--- BEGIN Dataset ---

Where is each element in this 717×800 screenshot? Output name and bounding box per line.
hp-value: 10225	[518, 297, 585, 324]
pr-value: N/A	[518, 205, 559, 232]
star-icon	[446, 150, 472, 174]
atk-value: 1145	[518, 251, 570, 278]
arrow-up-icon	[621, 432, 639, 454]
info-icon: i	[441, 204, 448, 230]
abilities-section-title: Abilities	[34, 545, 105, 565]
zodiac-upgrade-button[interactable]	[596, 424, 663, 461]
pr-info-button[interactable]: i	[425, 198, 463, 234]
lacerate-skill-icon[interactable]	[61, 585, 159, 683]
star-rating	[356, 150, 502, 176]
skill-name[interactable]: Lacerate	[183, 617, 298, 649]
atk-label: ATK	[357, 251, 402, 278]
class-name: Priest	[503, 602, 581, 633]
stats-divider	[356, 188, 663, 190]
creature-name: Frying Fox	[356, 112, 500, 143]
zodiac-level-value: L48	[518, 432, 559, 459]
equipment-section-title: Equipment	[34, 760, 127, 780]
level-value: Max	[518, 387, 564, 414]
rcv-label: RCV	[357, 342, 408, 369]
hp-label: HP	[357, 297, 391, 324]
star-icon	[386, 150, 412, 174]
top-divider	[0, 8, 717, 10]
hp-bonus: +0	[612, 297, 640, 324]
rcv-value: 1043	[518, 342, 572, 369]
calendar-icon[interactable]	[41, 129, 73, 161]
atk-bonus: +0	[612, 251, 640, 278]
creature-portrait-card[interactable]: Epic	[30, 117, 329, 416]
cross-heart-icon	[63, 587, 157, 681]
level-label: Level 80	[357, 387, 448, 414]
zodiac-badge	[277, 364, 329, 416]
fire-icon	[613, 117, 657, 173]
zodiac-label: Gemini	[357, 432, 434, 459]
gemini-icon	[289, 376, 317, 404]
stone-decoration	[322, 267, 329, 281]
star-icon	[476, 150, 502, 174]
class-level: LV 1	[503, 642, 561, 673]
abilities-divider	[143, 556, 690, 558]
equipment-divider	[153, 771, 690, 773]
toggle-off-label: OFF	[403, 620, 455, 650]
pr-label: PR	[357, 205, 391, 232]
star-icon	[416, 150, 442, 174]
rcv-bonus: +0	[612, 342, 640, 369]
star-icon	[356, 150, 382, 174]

--- END Dataset ---

Task to carry out — Gather every line of the items above that contains the string "abilities", matching case exactly.

Task output —
abilities-section-title: Abilities	[34, 545, 105, 565]
abilities-divider	[143, 556, 690, 558]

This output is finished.